DATA FOR PROCESSING:
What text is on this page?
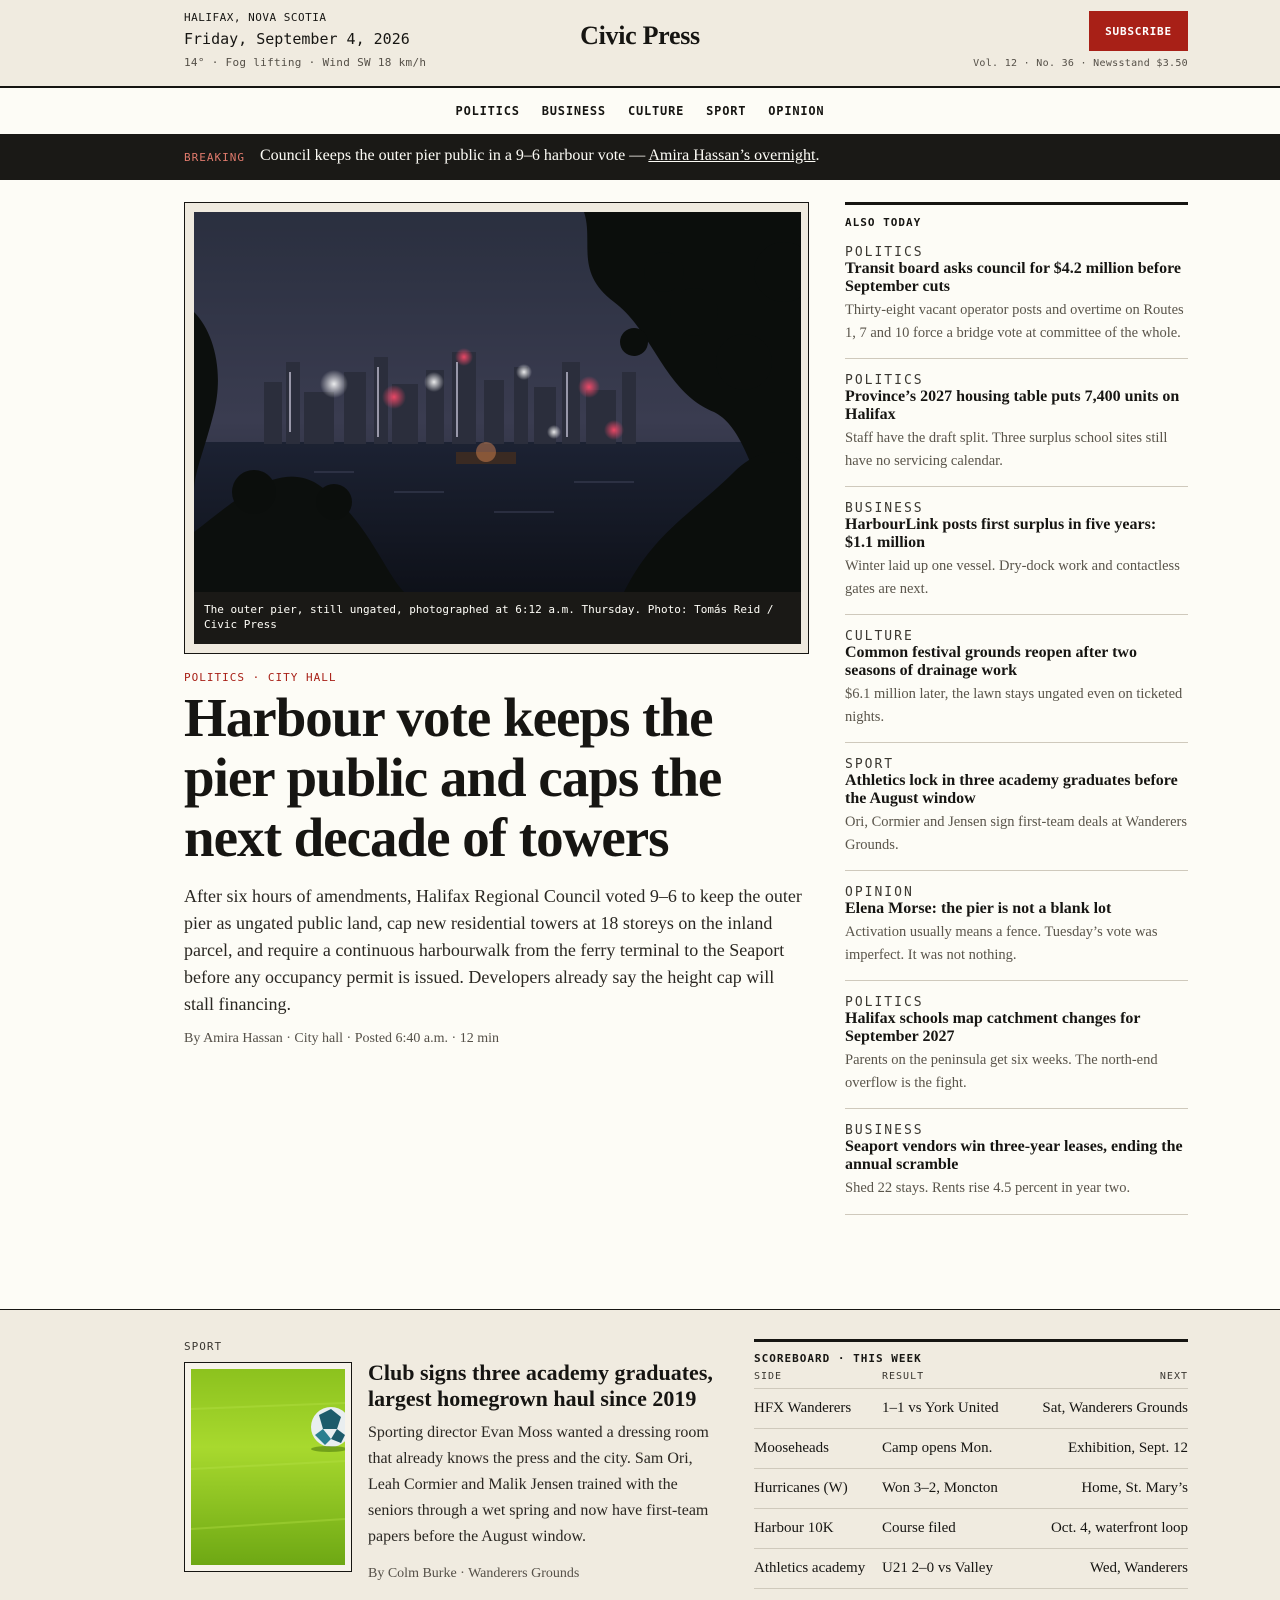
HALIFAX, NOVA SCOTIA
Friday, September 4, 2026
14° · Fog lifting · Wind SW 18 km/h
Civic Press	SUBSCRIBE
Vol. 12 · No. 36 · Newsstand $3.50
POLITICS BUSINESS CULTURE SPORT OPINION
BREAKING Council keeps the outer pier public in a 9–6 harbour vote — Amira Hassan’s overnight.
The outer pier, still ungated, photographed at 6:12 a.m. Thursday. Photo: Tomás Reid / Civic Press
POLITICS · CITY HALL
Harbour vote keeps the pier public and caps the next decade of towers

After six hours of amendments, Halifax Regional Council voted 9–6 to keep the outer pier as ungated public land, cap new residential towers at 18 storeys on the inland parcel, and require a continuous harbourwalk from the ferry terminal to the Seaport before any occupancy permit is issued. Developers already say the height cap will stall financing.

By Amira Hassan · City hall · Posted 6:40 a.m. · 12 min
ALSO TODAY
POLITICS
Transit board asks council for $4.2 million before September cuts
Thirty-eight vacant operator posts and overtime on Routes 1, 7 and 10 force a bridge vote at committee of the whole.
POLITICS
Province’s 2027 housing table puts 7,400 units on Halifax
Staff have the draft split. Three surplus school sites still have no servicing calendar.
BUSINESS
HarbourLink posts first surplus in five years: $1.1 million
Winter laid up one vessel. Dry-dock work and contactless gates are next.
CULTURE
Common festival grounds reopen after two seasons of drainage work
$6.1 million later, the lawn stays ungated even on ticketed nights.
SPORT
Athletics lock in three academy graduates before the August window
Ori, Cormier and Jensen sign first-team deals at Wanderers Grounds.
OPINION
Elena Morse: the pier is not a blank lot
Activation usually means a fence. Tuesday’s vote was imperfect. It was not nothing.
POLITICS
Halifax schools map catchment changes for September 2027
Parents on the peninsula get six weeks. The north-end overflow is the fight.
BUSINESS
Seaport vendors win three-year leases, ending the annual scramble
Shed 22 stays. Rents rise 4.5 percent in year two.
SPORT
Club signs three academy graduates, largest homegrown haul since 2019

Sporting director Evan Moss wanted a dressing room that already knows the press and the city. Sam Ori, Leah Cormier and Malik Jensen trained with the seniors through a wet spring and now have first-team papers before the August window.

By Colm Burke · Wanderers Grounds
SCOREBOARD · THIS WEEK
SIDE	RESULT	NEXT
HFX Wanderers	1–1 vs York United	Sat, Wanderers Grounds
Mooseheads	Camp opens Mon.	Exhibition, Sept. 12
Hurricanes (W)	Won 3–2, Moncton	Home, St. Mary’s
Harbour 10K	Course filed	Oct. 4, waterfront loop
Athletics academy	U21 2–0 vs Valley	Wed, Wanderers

AIM:
Make an exact copy of all the material, but keep the pictures out of it.

FULL SOLUTION:
What text is on this page?
HALIFAX, NOVA SCOTIA
Friday, September 4, 2026
14° · Fog lifting · Wind SW 18 km/h
Civic Press	SUBSCRIBE
Vol. 12 · No. 36 · Newsstand $3.50
POLITICS BUSINESS CULTURE SPORT OPINION
BREAKING Council keeps the outer pier public in a 9–6 harbour vote — Amira Hassan’s overnight.
The outer pier, still ungated, photographed at 6:12 a.m. Thursday. Photo: Tomás Reid / Civic Press
POLITICS · CITY HALL
Harbour vote keeps the pier public and caps the next decade of towers

After six hours of amendments, Halifax Regional Council voted 9–6 to keep the outer pier as ungated public land, cap new residential towers at 18 storeys on the inland parcel, and require a continuous harbourwalk from the ferry terminal to the Seaport before any occupancy permit is issued. Developers already say the height cap will stall financing.

By Amira Hassan · City hall · Posted 6:40 a.m. · 12 min
ALSO TODAY
POLITICS
Transit board asks council for $4.2 million before September cuts
Thirty-eight vacant operator posts and overtime on Routes 1, 7 and 10 force a bridge vote at committee of the whole.
POLITICS
Province’s 2027 housing table puts 7,400 units on Halifax
Staff have the draft split. Three surplus school sites still have no servicing calendar.
BUSINESS
HarbourLink posts first surplus in five years: $1.1 million
Winter laid up one vessel. Dry-dock work and contactless gates are next.
CULTURE
Common festival grounds reopen after two seasons of drainage work
$6.1 million later, the lawn stays ungated even on ticketed nights.
SPORT
Athletics lock in three academy graduates before the August window
Ori, Cormier and Jensen sign first-team deals at Wanderers Grounds.
OPINION
Elena Morse: the pier is not a blank lot
Activation usually means a fence. Tuesday’s vote was imperfect. It was not nothing.
POLITICS
Halifax schools map catchment changes for September 2027
Parents on the peninsula get six weeks. The north-end overflow is the fight.
BUSINESS
Seaport vendors win three-year leases, ending the annual scramble
Shed 22 stays. Rents rise 4.5 percent in year two.
SPORT
Club signs three academy graduates, largest homegrown haul since 2019

Sporting director Evan Moss wanted a dressing room that already knows the press and the city. Sam Ori, Leah Cormier and Malik Jensen trained with the seniors through a wet spring and now have first-team papers before the August window.

By Colm Burke · Wanderers Grounds
SCOREBOARD · THIS WEEK
SIDE	RESULT	NEXT
HFX Wanderers	1–1 vs York United	Sat, Wanderers Grounds
Mooseheads	Camp opens Mon.	Exhibition, Sept. 12
Hurricanes (W)	Won 3–2, Moncton	Home, St. Mary’s
Harbour 10K	Course filed	Oct. 4, waterfront loop
Athletics academy	U21 2–0 vs Valley	Wed, Wanderers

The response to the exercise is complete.